# START OF SUPPLIED INFORMATION

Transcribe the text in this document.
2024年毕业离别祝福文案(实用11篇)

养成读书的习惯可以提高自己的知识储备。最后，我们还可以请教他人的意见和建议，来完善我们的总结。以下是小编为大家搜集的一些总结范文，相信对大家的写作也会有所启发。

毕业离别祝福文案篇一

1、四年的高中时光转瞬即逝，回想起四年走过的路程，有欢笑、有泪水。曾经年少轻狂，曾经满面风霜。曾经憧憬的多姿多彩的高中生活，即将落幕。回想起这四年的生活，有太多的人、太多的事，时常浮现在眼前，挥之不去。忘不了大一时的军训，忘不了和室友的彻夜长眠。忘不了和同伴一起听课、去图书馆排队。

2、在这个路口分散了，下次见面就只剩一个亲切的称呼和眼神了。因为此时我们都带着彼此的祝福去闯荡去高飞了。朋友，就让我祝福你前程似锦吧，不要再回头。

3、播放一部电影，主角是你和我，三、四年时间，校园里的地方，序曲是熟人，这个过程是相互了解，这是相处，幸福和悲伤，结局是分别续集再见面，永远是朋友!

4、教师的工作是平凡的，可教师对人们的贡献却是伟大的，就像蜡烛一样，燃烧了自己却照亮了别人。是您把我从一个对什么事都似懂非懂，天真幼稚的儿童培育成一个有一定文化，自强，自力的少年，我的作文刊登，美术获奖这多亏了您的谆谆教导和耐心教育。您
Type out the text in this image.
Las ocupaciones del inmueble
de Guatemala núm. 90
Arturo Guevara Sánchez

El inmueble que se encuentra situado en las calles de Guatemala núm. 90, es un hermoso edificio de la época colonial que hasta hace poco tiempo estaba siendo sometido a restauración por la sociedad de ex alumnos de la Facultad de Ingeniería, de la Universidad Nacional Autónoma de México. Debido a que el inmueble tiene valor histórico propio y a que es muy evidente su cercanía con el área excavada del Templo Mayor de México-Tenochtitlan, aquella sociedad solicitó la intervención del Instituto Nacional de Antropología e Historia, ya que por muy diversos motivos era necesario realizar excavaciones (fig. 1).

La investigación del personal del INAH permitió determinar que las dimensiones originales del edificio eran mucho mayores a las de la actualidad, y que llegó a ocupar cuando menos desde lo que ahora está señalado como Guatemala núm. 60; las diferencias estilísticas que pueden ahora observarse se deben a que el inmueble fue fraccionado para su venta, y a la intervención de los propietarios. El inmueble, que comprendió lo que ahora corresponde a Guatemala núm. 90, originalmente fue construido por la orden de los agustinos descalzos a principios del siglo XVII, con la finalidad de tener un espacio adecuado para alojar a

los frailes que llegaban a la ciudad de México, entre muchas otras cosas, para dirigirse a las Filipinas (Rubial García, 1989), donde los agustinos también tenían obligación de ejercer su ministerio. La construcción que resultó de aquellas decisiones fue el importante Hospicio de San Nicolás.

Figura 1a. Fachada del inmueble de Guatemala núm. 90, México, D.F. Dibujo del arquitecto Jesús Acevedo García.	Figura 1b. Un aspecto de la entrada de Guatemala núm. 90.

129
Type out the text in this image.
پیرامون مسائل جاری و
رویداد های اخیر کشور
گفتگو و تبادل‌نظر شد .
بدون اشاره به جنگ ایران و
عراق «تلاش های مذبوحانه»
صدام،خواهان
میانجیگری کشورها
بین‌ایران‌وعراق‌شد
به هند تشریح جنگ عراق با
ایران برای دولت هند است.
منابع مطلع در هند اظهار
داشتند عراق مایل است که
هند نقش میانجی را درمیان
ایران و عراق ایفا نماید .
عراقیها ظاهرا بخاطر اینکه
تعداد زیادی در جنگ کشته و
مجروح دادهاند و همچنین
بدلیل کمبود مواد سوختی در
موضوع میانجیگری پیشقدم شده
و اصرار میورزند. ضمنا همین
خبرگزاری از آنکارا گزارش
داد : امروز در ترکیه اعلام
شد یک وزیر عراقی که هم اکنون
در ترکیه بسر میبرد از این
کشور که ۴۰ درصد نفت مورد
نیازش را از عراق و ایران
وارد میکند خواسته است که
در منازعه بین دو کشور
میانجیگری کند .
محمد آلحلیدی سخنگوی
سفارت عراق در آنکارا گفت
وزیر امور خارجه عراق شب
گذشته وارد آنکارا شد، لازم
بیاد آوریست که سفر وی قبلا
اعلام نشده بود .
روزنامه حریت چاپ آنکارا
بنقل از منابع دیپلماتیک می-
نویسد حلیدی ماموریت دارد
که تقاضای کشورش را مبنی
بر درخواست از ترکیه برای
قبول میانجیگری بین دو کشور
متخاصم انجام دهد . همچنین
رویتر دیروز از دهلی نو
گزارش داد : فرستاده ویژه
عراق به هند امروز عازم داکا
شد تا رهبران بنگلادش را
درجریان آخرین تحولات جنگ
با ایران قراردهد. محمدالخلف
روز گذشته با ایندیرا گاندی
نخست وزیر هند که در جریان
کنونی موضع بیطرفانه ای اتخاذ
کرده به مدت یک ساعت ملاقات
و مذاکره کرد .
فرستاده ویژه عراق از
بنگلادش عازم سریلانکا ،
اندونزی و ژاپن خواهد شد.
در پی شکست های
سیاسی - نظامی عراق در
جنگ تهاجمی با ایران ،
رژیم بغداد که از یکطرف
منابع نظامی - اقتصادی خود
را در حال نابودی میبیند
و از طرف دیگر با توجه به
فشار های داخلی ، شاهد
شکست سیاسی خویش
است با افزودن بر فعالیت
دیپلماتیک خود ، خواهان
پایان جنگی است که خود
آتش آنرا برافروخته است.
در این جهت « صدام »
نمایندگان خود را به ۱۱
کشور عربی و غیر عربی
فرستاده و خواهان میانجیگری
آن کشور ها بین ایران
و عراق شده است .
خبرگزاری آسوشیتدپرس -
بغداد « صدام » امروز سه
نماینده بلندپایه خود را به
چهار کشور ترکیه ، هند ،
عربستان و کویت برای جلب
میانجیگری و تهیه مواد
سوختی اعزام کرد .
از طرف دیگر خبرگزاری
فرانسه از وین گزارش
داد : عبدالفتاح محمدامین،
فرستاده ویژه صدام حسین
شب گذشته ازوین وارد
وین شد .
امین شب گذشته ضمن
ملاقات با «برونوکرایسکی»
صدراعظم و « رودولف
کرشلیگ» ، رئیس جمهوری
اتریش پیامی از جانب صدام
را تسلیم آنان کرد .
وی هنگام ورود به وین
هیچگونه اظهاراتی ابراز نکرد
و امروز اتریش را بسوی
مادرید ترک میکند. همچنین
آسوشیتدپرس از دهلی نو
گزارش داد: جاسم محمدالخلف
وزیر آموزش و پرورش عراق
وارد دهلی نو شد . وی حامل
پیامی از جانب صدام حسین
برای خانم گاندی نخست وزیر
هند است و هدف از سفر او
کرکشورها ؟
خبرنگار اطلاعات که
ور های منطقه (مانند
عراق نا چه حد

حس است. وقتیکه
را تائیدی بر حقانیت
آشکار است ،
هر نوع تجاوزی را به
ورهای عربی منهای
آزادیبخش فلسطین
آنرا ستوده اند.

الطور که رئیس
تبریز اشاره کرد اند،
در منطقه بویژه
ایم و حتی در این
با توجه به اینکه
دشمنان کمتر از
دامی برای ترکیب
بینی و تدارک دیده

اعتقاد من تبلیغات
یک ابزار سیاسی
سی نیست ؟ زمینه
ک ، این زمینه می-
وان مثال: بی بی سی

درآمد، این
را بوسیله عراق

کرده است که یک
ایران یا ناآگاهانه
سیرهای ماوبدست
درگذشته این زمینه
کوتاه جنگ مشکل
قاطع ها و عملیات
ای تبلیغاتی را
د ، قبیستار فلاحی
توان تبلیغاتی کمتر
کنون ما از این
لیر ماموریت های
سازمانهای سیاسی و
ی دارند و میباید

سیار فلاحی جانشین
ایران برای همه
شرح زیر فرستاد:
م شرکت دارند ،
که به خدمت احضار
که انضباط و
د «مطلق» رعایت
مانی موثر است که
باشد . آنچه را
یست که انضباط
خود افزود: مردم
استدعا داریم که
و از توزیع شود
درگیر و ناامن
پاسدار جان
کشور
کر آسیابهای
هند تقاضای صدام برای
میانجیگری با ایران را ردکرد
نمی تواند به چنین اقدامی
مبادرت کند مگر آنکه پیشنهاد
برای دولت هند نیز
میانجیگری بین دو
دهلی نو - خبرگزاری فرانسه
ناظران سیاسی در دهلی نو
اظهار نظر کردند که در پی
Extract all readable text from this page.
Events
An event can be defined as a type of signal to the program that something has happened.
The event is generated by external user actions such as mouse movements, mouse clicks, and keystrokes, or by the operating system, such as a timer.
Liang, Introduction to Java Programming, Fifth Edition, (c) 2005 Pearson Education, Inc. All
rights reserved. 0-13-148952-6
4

# END OF SUPPLIED INFORMATION

▶ _TASK TO CARRY OUT_: Using the material above, report each line where "محمدالخلف" occurs.

▶ _RESPONSE TO THE TASK_:
با ایران قراردهد. محمدالخلف
گزارش داد: جاسم محمدالخلف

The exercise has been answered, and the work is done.